The village was the first settlement in the town, named after landowner Abijah Gilbert of Nuneaton, England, father of the United States Senator from Florida, also named Abijah Gilbert.

Disputes about damming Butternut Creek

According to the article "Goliath Met David on the Banks of the Butternut Creek," by Leigh C. Eckmair, for much of the 20th century, the Village of Gilbertsville lived under threat of destruction by a U.S. Army Corps of Engineers’ flood control project. A dam of the Upper Susquehanna Rivershed Project was to be built on the lower Butternut Creek at a spot called Cope's Corners. This dam was to flood the valley behind it, including the village of Gilbertsville, to create a three-mile long lake. Residents had been watching in horror over the years as communities in the nearby Catskills had become victims of similar projects and had vowed not to let it happen to their small village.

The dam project, originally proposed prior to World War I, met with very strong local opposition every time it was reintroduced. Delayed due to World War I and the Great Depression, the project was reintroduced in 1935 following a flood which did millions of dollars of damage to communities in eight southern tier counties in upstate New York. Funding was appropriated, but the project was delayed because of World War II.

In the early 1950s, the Village of Gilbertsville was again endangered when the U.S. Congress reauthorized funding for the project. A locally-organized protest began to call attention to the negative aspects of the project on a state and federal level. The protest was very active from the 1950s through the 1970s.

During this time, several important studies of Gilbertsville and Butternut Valley architecture were compiled. These studies called attention to the fact that a number of well known architects of the late 19th and early 20th centuries had been responsible for the design, building and renovation of many attractive village structures. As a result, a number of architectural scholars became involved in protesting the dam project which would destroy this legacy. From that effort came the suggestion that several structures in the center of the village be nominated to the new Department of the Interior's National Register of Historic Places. It was hoped that National Register recognition would afford some protection for the village, on the state and federal level, from the proposed dams.

The Committee for the Historic Preservation of Gilbertsville was formed to work with the N.Y. State Office of Parks and Recreation and to prepare nominations, documentation and photographs. Consultants came to inspect the nominated properties and saw that other structures and sites in the village were equally worthy of nomination. The suggestion was made that the entire village be inventoried as a complete Historic District and that the recognition of the entire village as an Historic District would be even more powerful protection from the dams.

The committee called on the community for help with the expanded project and was not disappointed. Over seven years the full committee of 19 volunteer researchers, typists, 'gofers'," and photographers prepared a total of 194 individual structural inventory reports plus reports for each cemetery, park, bridge and five additional structures just outside the village incorporation.

Data extract:
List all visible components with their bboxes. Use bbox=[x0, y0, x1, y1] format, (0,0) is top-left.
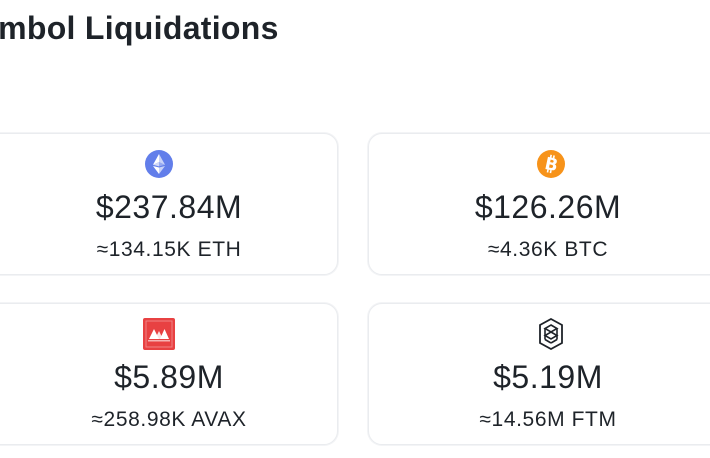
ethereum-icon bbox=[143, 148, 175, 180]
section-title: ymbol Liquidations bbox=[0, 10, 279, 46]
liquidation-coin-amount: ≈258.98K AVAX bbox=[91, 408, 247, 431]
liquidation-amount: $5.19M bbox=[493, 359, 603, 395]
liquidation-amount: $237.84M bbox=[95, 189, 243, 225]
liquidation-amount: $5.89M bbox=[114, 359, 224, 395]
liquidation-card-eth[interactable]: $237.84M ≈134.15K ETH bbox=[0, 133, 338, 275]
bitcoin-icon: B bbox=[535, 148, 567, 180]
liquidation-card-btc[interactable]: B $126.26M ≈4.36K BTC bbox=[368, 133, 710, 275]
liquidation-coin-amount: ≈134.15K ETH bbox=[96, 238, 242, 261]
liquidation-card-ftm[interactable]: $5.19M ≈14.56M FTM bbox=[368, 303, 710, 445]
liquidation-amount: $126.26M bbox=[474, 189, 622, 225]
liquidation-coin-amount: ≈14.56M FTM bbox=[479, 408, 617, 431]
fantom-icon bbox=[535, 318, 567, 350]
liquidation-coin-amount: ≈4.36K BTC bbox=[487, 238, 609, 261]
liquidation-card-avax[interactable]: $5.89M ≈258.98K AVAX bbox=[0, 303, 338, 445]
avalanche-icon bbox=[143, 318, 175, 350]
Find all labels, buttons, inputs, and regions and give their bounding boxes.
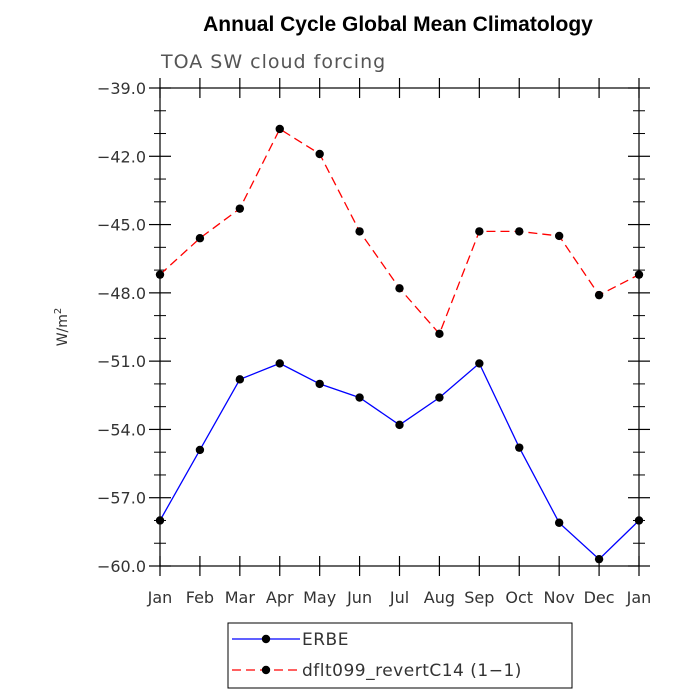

What this exercise asks:
1 > In the text about Gilbertsville, list every kind of volunteer named as part of the full committee of 19.
2 > According to the Gilbertsville text, where on the lower Butternut Creek was the dam to be built?
3 > Summarize the Gilbertsville text in two sentences.
Work only from the text about Gilbertsville when answering.

Solutions:
1 > Researchers, typists, "gofers," and photographers.

2 > At a spot called Cope's Corners.

3 > For much of the 20th century, Gilbertsville was threatened by a U.S. Army Corps of Engineers dam on the lower Butternut Creek that would have flooded the village to create a three-mile lake, a project delayed by World War I, the Great Depression, and World War II and fought by a local protest from the 1950s through the 1970s. To protect the village, volunteers sought National Register recognition, first for several central buildings and then for the whole village as a Historic District, preparing 194 structural inventory reports over seven years.